--- Dataset records ---
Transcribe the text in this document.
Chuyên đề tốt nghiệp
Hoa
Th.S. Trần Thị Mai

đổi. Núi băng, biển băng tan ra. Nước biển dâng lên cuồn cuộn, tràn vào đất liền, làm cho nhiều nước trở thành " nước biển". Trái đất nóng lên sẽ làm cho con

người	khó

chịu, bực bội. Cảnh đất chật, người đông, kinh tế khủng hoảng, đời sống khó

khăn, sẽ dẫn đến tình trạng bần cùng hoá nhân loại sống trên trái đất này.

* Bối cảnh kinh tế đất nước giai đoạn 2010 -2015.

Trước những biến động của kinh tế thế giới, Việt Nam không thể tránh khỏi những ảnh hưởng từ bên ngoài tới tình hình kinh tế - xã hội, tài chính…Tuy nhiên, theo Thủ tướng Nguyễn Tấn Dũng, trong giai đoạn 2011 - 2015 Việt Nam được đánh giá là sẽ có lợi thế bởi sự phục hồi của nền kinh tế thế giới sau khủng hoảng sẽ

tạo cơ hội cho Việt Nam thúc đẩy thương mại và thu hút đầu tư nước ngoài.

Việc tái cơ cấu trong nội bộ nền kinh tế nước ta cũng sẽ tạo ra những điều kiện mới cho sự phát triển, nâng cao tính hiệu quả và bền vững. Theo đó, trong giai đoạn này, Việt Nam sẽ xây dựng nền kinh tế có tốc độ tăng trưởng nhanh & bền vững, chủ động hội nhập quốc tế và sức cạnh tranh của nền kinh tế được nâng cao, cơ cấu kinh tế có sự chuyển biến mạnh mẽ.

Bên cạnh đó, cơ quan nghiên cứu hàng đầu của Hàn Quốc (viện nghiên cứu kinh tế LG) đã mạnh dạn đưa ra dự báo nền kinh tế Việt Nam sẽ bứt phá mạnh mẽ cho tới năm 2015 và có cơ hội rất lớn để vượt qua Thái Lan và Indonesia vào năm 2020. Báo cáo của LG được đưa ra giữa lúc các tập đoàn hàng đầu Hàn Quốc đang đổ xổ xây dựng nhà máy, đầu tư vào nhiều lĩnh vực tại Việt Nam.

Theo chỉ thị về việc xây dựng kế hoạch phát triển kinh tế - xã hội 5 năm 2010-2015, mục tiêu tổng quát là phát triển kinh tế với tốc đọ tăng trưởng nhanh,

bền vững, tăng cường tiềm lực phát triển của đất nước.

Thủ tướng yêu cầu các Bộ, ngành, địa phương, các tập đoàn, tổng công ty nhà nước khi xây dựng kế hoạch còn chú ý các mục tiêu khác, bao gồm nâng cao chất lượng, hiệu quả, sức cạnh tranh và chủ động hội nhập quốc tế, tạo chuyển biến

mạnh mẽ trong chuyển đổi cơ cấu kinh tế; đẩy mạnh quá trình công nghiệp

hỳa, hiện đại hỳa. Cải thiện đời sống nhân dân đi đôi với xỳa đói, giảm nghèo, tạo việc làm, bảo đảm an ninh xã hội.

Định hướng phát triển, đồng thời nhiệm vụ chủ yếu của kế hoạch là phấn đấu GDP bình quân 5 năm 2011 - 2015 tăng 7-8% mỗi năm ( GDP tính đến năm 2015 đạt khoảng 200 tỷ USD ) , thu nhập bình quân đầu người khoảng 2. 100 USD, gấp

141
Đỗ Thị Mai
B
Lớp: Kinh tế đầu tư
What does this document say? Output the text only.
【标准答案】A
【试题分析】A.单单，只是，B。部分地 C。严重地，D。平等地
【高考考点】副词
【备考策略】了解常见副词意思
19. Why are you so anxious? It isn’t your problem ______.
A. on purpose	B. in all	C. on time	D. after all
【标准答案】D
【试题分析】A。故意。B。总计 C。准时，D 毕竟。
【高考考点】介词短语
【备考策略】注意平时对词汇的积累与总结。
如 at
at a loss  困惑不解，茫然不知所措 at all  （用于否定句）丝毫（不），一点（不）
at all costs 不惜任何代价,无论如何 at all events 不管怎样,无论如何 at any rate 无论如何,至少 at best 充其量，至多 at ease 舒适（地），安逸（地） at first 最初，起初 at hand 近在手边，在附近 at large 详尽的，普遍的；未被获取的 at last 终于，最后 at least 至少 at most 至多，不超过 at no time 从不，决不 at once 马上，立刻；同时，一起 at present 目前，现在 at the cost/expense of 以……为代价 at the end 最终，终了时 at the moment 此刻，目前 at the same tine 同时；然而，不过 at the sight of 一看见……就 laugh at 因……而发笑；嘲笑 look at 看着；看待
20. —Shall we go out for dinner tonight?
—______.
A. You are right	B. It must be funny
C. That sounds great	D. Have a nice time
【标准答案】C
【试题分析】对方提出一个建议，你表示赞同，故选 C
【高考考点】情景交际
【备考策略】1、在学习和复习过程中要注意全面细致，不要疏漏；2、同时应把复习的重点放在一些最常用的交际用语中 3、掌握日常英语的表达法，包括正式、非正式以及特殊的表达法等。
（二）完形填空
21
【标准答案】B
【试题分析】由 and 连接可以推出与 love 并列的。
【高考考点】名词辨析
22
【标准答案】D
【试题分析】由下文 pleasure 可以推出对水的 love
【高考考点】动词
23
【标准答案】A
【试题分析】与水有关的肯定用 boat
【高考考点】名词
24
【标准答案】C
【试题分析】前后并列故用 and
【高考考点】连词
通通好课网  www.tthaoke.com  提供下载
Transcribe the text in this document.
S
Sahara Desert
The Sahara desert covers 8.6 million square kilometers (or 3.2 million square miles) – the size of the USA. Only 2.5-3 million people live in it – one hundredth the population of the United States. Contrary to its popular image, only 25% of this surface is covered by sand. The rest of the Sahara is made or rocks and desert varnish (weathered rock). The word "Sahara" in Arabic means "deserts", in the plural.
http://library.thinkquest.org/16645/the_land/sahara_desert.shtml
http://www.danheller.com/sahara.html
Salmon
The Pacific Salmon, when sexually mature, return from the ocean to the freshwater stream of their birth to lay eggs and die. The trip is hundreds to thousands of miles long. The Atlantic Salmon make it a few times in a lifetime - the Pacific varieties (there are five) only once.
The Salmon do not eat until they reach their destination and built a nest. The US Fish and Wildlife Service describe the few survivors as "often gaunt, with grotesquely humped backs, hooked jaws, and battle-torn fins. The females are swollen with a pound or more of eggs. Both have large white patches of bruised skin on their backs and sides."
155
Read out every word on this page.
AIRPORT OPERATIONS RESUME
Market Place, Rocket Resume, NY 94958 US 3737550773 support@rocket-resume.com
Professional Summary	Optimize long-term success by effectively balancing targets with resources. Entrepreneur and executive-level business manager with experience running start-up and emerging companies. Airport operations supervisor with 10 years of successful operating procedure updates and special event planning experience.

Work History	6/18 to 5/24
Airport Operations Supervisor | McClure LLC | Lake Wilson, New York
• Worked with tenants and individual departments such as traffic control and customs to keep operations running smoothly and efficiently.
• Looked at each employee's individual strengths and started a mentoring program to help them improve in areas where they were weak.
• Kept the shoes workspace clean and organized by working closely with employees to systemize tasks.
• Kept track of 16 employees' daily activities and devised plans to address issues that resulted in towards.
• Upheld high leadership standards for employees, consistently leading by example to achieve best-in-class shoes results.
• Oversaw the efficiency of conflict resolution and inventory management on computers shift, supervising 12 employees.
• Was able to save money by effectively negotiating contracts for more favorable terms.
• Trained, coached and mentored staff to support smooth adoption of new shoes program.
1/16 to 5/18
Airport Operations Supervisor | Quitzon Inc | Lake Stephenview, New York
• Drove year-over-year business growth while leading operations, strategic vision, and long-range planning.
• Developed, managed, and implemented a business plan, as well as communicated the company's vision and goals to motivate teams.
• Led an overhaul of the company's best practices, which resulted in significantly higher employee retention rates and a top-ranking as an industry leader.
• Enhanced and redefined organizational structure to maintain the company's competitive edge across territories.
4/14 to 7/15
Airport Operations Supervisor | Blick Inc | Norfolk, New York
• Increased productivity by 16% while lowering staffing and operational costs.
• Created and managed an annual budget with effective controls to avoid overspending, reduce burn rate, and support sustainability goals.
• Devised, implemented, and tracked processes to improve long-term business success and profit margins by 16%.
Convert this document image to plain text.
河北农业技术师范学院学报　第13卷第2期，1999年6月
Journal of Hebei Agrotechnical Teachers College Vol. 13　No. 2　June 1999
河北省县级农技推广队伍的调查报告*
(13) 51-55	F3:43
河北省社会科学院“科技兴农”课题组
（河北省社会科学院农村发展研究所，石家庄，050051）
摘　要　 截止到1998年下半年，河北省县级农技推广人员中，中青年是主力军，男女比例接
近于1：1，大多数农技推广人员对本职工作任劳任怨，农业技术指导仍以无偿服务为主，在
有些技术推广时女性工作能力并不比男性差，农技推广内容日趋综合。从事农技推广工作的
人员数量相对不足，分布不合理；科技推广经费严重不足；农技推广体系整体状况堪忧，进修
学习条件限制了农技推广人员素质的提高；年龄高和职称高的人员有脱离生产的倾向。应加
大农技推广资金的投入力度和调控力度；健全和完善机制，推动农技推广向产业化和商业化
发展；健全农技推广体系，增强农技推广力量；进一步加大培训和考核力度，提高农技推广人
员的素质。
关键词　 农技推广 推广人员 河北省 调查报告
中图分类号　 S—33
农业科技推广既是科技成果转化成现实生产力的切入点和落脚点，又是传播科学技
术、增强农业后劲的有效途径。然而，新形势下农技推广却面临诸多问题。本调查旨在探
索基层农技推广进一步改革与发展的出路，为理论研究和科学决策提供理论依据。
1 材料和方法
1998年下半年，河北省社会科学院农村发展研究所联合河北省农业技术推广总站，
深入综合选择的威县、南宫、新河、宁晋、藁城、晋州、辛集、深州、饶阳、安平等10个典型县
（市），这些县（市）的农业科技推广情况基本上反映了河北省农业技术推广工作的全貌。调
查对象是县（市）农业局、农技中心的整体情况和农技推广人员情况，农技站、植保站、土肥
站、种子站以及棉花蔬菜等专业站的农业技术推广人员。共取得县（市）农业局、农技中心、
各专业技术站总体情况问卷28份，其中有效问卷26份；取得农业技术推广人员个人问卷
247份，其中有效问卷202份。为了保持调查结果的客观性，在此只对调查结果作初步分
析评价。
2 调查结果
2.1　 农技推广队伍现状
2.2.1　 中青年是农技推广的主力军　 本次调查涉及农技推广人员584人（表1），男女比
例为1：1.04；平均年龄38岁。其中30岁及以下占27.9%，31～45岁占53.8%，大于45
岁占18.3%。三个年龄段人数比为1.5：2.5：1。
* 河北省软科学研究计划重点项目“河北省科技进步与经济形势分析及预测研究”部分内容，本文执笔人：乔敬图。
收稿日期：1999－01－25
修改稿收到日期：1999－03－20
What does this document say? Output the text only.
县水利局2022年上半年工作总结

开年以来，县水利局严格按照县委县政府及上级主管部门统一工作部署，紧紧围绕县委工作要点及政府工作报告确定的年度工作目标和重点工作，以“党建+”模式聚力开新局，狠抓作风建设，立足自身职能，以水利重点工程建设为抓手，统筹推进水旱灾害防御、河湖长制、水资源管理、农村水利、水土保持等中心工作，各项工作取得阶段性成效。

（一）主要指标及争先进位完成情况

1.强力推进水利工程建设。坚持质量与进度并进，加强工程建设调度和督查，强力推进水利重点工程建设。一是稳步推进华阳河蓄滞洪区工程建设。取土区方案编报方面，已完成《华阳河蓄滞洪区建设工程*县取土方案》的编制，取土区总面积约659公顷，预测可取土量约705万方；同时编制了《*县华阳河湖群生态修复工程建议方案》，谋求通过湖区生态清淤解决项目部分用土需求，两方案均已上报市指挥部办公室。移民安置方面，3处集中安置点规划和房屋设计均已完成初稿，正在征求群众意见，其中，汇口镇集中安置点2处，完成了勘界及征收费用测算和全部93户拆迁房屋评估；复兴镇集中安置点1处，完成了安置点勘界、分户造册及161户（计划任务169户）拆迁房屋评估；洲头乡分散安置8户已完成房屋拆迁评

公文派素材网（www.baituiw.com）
---
(Written request):
Tally up the lines holding the string "备考策略" in this listing, and report the total alone.

(Exercise answer):
3